[Exercise] Pull each line containing "мені" out of the data and copy it.

# Start of Provided entries

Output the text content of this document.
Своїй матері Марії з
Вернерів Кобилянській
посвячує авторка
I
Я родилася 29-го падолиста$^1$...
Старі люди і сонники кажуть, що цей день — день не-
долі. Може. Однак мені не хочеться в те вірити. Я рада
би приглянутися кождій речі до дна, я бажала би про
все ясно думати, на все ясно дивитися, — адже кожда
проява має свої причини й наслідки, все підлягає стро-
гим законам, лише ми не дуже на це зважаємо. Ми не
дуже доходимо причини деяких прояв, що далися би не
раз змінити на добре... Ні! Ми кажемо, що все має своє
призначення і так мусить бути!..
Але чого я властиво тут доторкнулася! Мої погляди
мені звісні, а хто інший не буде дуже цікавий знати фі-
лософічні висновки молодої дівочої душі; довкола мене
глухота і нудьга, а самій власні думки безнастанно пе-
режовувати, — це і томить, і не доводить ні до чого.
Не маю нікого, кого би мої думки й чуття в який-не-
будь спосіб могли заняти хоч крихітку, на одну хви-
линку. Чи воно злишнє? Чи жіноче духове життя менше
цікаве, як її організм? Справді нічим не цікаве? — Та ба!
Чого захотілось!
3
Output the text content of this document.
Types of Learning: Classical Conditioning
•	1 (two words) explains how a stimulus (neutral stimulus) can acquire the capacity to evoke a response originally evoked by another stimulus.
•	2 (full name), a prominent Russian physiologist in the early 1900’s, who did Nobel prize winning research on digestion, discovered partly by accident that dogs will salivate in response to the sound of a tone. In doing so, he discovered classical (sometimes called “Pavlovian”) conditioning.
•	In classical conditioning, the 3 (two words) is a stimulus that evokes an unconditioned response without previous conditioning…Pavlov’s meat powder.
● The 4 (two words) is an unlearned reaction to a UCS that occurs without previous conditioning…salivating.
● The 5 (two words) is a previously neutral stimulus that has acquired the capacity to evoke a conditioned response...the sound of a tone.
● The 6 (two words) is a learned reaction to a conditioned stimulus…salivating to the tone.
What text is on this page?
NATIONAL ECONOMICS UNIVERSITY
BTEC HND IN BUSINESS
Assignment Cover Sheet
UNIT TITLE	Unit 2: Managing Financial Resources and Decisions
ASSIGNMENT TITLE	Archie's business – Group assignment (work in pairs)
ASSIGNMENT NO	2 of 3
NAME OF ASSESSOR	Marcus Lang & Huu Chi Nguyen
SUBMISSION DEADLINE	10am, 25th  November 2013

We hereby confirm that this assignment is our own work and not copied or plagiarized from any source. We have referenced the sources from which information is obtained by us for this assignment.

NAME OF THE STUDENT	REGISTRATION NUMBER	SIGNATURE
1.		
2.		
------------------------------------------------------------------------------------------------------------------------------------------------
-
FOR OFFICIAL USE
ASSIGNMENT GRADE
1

# End of Provided entries

[Result]
долі. Може. Однак мені не хочеться в те вірити. Я рада
мені звісні, а хто інший не буде дуже цікавий знати фі-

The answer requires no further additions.